Dataset rows:
----------------------------------------

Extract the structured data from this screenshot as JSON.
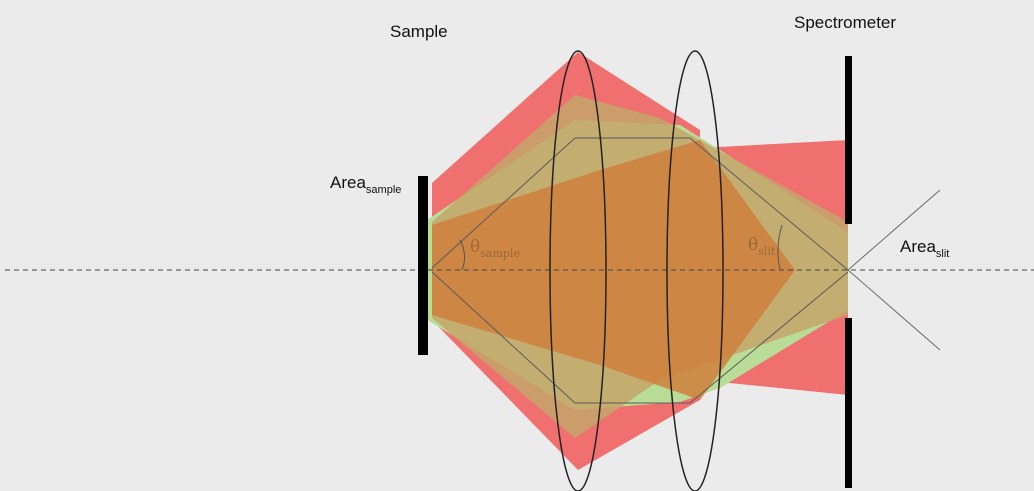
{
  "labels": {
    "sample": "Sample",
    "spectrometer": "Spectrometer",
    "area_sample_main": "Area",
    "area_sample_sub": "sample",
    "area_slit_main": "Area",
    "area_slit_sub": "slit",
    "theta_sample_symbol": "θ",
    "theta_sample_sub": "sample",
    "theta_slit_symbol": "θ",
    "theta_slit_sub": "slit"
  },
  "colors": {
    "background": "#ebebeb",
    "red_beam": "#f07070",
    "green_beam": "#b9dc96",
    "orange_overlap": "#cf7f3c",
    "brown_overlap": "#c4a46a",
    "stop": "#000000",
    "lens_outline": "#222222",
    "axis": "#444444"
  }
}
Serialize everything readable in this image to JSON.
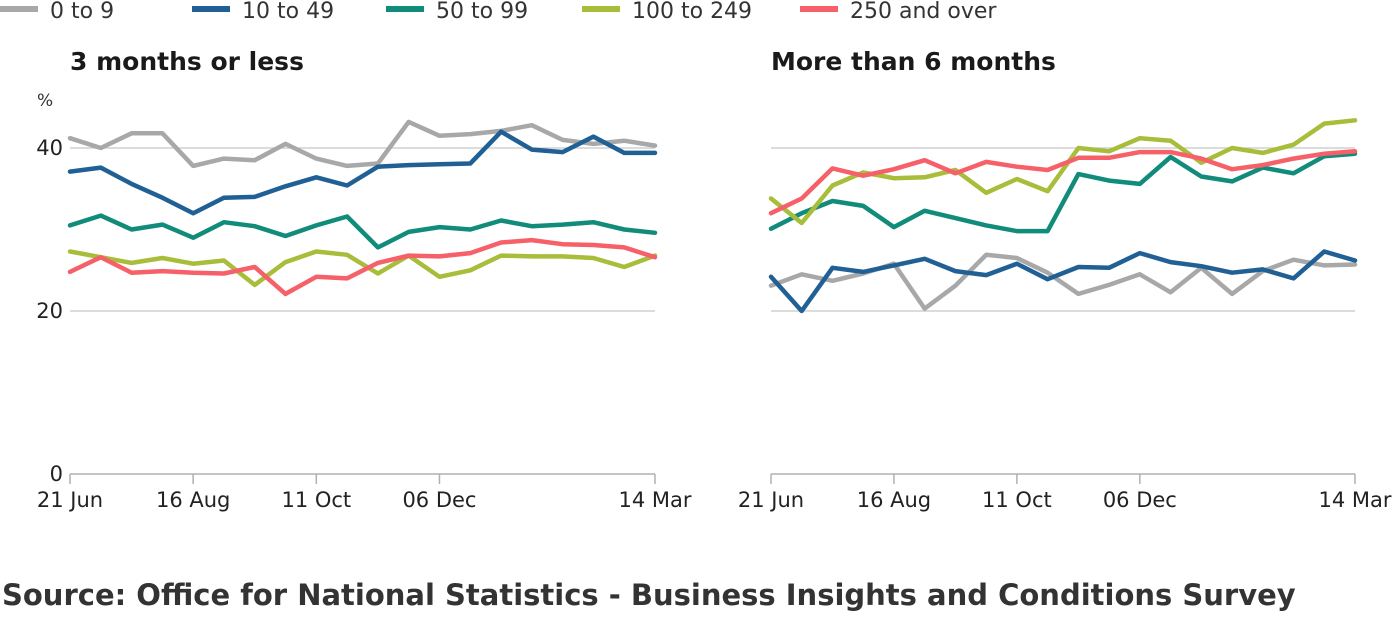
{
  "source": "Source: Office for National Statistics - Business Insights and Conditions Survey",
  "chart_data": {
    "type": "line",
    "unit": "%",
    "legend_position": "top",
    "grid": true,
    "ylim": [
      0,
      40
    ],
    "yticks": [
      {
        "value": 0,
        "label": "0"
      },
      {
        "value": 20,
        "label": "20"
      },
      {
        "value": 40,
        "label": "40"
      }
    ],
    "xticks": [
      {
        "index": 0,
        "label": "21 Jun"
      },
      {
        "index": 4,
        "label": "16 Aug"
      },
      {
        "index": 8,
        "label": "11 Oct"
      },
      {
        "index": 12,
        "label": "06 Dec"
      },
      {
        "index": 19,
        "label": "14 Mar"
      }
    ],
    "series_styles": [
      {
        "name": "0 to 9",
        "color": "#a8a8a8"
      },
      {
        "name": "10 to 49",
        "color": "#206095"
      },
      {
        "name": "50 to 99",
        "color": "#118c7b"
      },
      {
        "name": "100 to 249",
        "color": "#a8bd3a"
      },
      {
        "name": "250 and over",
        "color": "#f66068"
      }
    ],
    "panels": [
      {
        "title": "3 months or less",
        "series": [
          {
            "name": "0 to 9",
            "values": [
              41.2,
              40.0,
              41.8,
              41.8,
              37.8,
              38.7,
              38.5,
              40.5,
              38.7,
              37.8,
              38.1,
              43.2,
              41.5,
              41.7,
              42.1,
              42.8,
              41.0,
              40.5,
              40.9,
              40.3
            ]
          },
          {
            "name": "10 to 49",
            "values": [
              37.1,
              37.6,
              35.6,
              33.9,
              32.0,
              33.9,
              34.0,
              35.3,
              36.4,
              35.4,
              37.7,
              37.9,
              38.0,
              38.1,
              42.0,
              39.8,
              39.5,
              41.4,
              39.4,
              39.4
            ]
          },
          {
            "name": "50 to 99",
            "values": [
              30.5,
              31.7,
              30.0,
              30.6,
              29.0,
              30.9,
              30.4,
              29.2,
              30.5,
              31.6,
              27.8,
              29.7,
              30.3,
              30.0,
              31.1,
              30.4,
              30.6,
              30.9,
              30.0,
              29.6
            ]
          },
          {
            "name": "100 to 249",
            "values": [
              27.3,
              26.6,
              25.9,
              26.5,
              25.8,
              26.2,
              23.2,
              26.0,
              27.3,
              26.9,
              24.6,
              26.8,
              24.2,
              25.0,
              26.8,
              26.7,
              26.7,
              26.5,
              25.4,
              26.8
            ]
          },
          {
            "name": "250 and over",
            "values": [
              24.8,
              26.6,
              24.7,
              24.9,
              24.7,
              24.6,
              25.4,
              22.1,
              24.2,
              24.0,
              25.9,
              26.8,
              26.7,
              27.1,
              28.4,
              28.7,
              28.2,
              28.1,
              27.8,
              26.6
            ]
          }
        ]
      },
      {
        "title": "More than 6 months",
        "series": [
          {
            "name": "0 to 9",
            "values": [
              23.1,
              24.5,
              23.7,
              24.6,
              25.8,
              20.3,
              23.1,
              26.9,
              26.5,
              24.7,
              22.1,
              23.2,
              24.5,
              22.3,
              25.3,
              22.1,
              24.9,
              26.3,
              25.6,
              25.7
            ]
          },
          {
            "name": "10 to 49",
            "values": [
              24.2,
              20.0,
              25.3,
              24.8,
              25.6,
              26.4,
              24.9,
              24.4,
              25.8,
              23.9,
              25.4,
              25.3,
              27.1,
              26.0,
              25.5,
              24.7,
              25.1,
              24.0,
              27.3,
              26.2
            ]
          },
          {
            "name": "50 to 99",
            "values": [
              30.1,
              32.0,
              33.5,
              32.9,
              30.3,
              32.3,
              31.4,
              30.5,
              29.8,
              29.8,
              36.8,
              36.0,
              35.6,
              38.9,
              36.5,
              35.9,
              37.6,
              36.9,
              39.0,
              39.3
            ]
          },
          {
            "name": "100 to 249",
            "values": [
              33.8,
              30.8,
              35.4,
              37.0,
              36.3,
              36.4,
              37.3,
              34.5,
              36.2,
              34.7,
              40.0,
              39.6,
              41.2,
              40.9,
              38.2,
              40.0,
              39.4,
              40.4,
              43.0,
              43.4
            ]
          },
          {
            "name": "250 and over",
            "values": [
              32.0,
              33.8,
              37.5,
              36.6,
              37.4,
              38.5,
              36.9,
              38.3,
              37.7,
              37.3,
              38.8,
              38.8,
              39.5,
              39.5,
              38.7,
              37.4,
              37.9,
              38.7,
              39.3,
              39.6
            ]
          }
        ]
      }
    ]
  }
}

----------------------------------------

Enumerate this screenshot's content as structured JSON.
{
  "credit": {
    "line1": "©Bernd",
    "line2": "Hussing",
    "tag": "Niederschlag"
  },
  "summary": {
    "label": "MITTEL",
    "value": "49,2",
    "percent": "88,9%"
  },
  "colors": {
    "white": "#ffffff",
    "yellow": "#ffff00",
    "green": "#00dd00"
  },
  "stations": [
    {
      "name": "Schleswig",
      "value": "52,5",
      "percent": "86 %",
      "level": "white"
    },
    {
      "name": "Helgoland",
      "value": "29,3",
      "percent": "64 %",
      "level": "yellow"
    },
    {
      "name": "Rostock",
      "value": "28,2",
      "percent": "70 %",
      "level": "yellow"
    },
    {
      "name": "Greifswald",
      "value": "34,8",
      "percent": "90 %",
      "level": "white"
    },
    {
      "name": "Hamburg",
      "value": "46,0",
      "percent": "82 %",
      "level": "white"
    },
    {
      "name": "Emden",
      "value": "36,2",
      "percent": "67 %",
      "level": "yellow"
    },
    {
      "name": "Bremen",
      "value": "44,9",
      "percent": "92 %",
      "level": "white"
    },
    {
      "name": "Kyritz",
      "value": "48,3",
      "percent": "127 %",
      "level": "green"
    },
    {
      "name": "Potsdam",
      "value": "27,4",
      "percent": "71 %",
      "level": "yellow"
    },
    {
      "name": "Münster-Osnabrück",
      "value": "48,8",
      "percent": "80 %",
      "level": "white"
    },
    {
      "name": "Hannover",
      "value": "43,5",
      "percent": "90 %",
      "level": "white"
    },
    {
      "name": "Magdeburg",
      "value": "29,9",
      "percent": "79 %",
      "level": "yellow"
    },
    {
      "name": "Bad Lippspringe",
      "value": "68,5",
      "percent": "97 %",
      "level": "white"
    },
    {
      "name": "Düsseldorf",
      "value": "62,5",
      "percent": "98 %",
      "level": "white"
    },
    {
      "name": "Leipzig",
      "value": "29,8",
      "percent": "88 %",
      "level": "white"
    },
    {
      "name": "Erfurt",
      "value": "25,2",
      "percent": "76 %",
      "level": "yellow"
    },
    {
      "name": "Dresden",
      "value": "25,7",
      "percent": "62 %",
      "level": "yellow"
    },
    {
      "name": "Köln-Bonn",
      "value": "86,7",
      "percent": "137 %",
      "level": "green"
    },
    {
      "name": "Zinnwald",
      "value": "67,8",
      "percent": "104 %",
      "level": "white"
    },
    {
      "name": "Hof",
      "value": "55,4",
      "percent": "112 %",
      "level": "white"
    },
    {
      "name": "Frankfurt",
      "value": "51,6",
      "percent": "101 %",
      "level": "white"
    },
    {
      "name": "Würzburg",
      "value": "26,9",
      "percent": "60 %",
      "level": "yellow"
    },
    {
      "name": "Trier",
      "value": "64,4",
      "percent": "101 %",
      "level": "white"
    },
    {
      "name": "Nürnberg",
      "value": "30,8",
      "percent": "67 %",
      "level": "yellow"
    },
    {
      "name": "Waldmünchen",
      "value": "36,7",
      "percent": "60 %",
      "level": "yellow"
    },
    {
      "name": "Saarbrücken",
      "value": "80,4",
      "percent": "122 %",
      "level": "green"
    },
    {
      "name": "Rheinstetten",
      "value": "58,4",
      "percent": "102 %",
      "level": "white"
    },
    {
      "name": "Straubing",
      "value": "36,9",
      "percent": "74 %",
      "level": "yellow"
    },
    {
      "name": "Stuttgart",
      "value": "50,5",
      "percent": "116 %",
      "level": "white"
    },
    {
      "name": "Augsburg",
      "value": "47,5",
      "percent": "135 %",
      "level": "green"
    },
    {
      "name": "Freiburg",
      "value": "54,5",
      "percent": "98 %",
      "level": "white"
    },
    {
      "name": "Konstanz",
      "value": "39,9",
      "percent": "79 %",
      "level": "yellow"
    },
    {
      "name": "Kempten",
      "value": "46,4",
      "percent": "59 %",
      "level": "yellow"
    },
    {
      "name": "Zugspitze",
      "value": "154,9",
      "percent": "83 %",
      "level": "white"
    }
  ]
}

----------------------------------------

- _Problem details_: Copy all lines from the listing that contain "index".

- _Full output_:
        "index": 0,
        "index": 4,
        "index": 8,
        "index": 12,
        "index": 19,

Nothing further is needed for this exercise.